▸ **THE REQUEST**: Copy every line of the records below that holds the word "установленным".

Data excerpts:

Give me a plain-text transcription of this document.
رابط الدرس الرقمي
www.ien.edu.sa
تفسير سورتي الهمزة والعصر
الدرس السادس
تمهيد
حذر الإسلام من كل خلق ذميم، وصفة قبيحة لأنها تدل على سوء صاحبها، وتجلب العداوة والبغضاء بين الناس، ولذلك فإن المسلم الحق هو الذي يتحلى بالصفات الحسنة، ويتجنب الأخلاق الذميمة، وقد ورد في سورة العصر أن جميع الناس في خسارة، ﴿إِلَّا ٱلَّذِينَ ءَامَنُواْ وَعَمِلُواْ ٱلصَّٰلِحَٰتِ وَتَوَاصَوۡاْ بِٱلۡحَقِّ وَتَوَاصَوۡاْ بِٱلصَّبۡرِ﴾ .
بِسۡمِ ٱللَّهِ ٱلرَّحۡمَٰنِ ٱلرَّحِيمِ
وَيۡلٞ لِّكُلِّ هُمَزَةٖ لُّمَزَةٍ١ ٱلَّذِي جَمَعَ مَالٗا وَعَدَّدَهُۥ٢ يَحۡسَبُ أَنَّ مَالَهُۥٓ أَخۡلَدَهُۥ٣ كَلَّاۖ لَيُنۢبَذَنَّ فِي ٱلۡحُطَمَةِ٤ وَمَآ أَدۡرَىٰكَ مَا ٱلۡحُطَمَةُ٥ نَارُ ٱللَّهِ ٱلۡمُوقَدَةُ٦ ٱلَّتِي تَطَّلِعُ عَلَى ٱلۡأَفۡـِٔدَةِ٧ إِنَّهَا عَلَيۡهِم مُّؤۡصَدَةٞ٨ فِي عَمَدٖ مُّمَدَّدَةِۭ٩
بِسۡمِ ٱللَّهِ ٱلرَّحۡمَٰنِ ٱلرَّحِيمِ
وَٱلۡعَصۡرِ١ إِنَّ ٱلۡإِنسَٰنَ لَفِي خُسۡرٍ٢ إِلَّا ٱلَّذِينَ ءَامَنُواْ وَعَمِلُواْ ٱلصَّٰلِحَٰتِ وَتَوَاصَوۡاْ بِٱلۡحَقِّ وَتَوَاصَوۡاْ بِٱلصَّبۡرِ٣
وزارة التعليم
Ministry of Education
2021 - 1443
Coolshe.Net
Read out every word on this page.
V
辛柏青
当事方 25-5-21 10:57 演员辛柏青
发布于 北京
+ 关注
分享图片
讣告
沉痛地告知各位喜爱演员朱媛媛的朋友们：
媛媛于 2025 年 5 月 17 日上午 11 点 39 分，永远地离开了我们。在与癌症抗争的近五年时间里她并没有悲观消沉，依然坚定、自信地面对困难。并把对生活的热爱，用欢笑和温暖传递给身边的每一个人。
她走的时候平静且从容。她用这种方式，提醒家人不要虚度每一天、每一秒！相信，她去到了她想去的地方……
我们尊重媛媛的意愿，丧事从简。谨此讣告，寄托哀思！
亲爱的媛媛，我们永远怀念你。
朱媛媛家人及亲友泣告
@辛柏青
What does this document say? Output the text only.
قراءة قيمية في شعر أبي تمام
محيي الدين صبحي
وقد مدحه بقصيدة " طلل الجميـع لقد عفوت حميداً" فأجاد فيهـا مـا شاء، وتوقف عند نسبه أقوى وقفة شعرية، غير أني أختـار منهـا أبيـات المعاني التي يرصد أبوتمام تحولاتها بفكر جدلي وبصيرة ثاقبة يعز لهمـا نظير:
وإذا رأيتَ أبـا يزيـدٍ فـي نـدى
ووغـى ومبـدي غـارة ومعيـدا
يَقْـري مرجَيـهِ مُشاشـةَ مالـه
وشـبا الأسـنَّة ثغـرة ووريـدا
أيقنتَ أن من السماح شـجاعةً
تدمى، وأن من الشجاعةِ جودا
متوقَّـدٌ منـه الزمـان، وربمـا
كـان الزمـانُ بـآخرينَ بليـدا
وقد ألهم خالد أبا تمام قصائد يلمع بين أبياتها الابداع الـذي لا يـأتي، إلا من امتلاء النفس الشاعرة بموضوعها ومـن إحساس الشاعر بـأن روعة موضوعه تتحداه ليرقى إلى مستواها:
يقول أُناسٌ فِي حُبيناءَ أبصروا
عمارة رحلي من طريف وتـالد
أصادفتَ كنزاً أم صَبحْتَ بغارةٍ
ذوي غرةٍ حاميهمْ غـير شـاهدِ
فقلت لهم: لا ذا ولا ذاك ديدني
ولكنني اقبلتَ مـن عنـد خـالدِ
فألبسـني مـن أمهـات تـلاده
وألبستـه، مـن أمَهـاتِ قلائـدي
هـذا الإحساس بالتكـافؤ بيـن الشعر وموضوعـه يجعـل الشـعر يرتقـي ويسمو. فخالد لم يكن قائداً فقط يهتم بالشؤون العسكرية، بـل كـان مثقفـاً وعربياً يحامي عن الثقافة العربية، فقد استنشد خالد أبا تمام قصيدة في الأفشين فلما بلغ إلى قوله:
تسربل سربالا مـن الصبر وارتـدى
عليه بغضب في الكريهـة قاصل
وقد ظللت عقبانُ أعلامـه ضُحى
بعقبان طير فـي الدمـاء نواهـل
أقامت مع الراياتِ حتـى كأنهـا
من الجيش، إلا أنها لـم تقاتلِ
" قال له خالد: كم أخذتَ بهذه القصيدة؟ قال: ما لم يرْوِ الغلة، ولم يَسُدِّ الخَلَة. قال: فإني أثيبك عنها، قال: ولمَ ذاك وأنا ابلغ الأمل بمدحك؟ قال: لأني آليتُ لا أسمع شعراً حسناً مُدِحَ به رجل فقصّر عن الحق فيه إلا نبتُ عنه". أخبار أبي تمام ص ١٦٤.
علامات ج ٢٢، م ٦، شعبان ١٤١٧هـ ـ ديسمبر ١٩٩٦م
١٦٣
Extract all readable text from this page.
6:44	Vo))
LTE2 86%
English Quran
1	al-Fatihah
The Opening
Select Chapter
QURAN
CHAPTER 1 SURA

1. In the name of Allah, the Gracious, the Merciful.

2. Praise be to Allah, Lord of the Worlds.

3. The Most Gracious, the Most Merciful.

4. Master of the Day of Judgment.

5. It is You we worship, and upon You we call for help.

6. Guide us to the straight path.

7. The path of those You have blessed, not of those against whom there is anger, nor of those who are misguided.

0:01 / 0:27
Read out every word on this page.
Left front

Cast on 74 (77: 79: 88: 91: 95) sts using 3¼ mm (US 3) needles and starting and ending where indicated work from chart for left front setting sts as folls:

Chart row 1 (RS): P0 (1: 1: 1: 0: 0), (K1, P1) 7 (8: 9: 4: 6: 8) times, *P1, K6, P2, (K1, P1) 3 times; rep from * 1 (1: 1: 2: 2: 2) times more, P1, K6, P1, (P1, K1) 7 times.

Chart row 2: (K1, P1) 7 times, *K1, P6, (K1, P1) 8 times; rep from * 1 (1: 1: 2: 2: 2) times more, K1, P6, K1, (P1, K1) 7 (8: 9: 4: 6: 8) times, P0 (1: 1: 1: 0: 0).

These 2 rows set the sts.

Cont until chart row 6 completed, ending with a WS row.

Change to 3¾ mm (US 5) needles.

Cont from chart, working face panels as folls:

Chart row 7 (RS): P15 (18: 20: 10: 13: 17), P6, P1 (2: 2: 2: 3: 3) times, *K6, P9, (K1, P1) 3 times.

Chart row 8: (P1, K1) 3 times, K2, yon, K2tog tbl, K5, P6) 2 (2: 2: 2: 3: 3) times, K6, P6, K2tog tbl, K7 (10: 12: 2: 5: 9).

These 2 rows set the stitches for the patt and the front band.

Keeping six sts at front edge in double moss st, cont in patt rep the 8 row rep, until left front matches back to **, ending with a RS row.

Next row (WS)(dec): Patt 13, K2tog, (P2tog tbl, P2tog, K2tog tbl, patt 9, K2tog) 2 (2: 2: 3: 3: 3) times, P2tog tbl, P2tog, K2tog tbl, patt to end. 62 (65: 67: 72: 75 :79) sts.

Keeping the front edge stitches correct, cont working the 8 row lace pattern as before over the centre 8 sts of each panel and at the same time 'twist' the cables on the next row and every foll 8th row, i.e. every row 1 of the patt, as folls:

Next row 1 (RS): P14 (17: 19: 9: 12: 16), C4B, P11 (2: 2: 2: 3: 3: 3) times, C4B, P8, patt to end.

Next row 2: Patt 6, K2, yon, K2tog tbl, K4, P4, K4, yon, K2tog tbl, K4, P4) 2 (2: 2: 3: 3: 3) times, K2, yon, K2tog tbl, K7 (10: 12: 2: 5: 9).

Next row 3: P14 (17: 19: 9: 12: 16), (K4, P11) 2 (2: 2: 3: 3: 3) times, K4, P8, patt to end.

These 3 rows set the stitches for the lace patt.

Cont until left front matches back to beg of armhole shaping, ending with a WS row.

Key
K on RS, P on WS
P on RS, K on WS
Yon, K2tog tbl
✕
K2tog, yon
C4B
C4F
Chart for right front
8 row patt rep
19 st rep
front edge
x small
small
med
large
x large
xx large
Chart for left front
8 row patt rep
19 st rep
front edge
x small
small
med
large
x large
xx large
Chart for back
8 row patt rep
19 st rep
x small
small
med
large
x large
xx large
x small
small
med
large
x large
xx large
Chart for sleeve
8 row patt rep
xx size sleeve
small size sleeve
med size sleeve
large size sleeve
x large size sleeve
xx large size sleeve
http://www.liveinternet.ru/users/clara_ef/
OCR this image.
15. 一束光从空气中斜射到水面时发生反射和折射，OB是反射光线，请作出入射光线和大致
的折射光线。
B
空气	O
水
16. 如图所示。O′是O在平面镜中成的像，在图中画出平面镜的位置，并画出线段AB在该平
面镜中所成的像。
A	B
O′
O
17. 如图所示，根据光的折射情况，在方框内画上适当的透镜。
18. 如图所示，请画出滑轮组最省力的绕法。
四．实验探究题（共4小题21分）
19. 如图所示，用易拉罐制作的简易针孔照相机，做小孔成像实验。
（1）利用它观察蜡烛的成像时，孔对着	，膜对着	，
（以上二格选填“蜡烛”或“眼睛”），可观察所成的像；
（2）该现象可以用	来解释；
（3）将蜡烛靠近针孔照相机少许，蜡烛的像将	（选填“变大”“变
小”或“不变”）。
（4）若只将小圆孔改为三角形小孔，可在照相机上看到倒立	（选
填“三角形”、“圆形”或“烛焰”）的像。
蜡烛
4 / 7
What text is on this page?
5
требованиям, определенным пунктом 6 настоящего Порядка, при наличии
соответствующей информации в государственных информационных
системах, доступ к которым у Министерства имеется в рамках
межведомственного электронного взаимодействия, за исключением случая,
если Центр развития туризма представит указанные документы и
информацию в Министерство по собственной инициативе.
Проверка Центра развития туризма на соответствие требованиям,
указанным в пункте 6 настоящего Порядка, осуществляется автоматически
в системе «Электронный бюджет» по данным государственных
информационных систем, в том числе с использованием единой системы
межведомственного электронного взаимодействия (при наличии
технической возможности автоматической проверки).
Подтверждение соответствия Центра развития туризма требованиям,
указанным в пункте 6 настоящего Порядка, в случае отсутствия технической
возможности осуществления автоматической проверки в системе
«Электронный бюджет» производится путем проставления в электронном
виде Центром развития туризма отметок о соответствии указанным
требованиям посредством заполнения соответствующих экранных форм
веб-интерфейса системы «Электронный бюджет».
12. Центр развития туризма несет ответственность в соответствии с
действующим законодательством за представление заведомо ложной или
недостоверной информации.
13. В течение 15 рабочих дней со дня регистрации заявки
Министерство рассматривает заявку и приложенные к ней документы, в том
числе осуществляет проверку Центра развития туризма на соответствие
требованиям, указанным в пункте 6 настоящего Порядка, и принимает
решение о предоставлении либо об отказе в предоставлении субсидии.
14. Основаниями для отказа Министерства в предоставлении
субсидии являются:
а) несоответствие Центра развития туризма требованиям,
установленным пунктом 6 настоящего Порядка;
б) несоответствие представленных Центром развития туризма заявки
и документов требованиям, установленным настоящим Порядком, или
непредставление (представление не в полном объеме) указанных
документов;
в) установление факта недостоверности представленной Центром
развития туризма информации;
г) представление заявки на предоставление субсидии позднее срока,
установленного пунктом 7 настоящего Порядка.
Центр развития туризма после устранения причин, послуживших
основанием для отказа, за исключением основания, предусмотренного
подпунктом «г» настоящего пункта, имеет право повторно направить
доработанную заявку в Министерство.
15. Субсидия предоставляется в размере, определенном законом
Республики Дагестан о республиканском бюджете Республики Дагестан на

▸ **EXERCISE RESULT**:
установленным пунктом 6 настоящего Порядка;
и документов требованиям, установленным настоящим Порядком, или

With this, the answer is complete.